PROBLEM REQUIREMENTS: Copy, from the entries below, each line where the word "kablowych" can be found.

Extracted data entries
= = = = =
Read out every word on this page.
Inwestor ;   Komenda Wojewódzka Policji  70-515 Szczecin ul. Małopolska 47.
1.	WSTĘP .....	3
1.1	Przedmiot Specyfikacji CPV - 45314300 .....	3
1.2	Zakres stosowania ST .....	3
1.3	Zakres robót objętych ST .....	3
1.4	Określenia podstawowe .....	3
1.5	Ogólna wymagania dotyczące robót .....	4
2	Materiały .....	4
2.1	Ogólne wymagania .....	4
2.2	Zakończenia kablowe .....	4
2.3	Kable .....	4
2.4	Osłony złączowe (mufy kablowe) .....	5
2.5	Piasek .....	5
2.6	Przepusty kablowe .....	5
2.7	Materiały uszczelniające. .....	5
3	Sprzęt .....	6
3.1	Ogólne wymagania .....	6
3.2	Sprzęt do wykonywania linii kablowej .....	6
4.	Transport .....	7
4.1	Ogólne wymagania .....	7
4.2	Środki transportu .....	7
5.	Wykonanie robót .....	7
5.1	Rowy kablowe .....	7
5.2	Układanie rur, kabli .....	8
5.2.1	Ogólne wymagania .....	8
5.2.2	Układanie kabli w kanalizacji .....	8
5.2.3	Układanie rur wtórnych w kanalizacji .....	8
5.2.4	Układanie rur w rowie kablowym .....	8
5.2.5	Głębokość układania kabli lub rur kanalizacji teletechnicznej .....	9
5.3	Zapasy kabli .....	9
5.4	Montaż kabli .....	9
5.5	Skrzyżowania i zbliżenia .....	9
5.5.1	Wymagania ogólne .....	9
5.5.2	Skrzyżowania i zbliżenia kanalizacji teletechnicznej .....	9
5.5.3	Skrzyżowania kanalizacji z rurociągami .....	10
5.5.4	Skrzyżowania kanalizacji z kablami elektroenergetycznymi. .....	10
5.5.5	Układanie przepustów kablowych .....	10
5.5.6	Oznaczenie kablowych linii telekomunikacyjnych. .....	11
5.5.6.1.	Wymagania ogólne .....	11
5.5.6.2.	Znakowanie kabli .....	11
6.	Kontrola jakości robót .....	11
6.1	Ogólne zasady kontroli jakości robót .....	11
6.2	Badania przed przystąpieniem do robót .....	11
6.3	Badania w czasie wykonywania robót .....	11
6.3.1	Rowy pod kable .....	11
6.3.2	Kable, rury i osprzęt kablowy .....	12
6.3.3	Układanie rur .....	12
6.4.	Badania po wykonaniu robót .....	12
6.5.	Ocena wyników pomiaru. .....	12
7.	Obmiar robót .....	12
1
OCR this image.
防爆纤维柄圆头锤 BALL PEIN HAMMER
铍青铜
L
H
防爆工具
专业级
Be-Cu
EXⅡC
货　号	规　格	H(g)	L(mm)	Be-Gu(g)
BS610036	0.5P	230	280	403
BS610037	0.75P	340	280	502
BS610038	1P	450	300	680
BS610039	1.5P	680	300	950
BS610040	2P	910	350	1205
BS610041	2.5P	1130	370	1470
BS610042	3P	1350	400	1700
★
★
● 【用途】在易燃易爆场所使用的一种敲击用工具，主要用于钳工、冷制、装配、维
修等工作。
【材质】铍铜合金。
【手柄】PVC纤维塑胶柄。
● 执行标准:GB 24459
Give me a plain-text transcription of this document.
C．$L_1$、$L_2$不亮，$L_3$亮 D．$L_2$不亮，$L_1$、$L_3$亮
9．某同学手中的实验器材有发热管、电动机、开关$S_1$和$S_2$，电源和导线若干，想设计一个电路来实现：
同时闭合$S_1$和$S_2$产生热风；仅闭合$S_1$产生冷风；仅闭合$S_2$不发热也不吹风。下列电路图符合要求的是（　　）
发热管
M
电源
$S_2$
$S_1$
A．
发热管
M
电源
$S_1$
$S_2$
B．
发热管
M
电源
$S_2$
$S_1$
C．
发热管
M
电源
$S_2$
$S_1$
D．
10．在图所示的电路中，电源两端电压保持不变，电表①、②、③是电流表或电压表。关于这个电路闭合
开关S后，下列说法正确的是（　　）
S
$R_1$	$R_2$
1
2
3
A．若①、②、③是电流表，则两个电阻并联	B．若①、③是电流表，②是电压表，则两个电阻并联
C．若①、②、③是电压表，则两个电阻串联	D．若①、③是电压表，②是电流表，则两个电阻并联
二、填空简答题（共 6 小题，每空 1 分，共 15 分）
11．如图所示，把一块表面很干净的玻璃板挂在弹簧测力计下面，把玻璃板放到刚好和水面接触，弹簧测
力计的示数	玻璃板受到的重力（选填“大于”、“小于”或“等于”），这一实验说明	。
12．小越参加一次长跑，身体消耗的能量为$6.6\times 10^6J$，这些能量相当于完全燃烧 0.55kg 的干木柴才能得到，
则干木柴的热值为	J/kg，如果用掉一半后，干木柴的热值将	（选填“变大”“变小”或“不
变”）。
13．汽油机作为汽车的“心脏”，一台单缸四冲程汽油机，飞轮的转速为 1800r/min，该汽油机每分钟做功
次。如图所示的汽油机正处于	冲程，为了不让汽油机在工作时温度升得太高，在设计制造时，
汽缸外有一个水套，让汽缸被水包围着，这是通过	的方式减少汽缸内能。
= = = = =
ANSWER TO THE PROBLEM:
5.5.5	Układanie przepustów kablowych .....	10
5.5.6	Oznaczenie kablowych linii telekomunikacyjnych. .....	11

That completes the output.